● EXERCISE
Your job is to restate each entry word for word.

········

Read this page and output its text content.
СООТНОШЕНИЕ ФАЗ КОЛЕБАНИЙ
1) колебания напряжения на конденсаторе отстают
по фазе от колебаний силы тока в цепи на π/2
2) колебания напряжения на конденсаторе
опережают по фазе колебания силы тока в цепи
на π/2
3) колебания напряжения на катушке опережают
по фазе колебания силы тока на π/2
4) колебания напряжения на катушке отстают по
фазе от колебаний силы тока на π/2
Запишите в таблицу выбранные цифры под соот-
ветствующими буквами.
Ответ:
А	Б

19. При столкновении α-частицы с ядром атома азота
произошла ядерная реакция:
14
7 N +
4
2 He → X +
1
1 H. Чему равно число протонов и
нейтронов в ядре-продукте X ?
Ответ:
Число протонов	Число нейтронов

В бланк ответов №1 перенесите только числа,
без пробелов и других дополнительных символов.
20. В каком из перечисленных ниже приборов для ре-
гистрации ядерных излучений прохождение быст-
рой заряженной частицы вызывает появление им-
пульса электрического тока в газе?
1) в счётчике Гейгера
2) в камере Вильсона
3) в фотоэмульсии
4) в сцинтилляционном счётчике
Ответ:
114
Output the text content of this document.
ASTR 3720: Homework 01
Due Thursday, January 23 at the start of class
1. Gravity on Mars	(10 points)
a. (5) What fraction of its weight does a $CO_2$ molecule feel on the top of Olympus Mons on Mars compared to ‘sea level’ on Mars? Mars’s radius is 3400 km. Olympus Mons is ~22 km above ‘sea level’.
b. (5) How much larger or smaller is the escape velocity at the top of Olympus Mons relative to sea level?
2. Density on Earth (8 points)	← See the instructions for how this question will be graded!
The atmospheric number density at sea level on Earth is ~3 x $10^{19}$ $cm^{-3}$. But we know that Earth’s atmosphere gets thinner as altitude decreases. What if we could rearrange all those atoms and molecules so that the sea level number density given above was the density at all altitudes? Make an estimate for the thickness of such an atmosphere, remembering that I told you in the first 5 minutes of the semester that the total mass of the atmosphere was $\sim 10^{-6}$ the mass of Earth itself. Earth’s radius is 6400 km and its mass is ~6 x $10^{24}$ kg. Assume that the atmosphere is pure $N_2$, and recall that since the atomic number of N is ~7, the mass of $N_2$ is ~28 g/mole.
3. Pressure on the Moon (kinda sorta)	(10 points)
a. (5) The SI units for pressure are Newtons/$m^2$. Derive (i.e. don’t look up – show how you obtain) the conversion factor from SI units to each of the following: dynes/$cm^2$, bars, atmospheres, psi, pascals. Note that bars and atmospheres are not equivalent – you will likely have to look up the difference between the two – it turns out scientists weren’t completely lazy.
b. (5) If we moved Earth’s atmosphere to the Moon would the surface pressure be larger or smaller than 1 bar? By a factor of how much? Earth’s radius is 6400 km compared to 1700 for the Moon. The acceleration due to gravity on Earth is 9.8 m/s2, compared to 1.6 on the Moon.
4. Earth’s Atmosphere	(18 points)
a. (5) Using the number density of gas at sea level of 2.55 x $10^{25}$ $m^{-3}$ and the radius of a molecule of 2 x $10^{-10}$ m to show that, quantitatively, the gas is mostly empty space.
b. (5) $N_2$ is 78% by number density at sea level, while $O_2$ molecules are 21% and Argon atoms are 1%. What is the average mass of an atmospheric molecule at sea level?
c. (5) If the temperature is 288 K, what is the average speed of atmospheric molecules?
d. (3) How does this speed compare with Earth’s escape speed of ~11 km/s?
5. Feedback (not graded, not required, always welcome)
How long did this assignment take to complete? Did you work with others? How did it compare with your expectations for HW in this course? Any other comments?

········

● THE COMPLETED TASK
Read this page and output its text content.
СООТНОШЕНИЕ ФАЗ КОЛЕБАНИЙ
1) колебания напряжения на конденсаторе отстают
по фазе от колебаний силы тока в цепи на π/2
2) колебания напряжения на конденсаторе
опережают по фазе колебания силы тока в цепи
на π/2
3) колебания напряжения на катушке опережают
по фазе колебания силы тока на π/2
4) колебания напряжения на катушке отстают по
фазе от колебаний силы тока на π/2
Запишите в таблицу выбранные цифры под соот-
ветствующими буквами.
Ответ:
А	Б

19. При столкновении α-частицы с ядром атома азота
произошла ядерная реакция:
14
7 N +
4
2 He → X +
1
1 H. Чему равно число протонов и
нейтронов в ядре-продукте X ?
Ответ:
Число протонов	Число нейтронов

В бланк ответов №1 перенесите только числа,
без пробелов и других дополнительных символов.
20. В каком из перечисленных ниже приборов для ре-
гистрации ядерных излучений прохождение быст-
рой заряженной частицы вызывает появление им-
пульса электрического тока в газе?
1) в счётчике Гейгера
2) в камере Вильсона
3) в фотоэмульсии
4) в сцинтилляционном счётчике
Ответ:
114
Output the text content of this document.
ASTR 3720: Homework 01
Due Thursday, January 23 at the start of class
1. Gravity on Mars	(10 points)
a. (5) What fraction of its weight does a $CO_2$ molecule feel on the top of Olympus Mons on Mars compared to ‘sea level’ on Mars? Mars’s radius is 3400 km. Olympus Mons is ~22 km above ‘sea level’.
b. (5) How much larger or smaller is the escape velocity at the top of Olympus Mons relative to sea level?
2. Density on Earth (8 points)	← See the instructions for how this question will be graded!
The atmospheric number density at sea level on Earth is ~3 x $10^{19}$ $cm^{-3}$. But we know that Earth’s atmosphere gets thinner as altitude decreases. What if we could rearrange all those atoms and molecules so that the sea level number density given above was the density at all altitudes? Make an estimate for the thickness of such an atmosphere, remembering that I told you in the first 5 minutes of the semester that the total mass of the atmosphere was $\sim 10^{-6}$ the mass of Earth itself. Earth’s radius is 6400 km and its mass is ~6 x $10^{24}$ kg. Assume that the atmosphere is pure $N_2$, and recall that since the atomic number of N is ~7, the mass of $N_2$ is ~28 g/mole.
3. Pressure on the Moon (kinda sorta)	(10 points)
a. (5) The SI units for pressure are Newtons/$m^2$. Derive (i.e. don’t look up – show how you obtain) the conversion factor from SI units to each of the following: dynes/$cm^2$, bars, atmospheres, psi, pascals. Note that bars and atmospheres are not equivalent – you will likely have to look up the difference between the two – it turns out scientists weren’t completely lazy.
b. (5) If we moved Earth’s atmosphere to the Moon would the surface pressure be larger or smaller than 1 bar? By a factor of how much? Earth’s radius is 6400 km compared to 1700 for the Moon. The acceleration due to gravity on Earth is 9.8 m/s2, compared to 1.6 on the Moon.
4. Earth’s Atmosphere	(18 points)
a. (5) Using the number density of gas at sea level of 2.55 x $10^{25}$ $m^{-3}$ and the radius of a molecule of 2 x $10^{-10}$ m to show that, quantitatively, the gas is mostly empty space.
b. (5) $N_2$ is 78% by number density at sea level, while $O_2$ molecules are 21% and Argon atoms are 1%. What is the average mass of an atmospheric molecule at sea level?
c. (5) If the temperature is 288 K, what is the average speed of atmospheric molecules?
d. (3) How does this speed compare with Earth’s escape speed of ~11 km/s?
5. Feedback (not graded, not required, always welcome)
How long did this assignment take to complete? Did you work with others? How did it compare with your expectations for HW in this course? Any other comments?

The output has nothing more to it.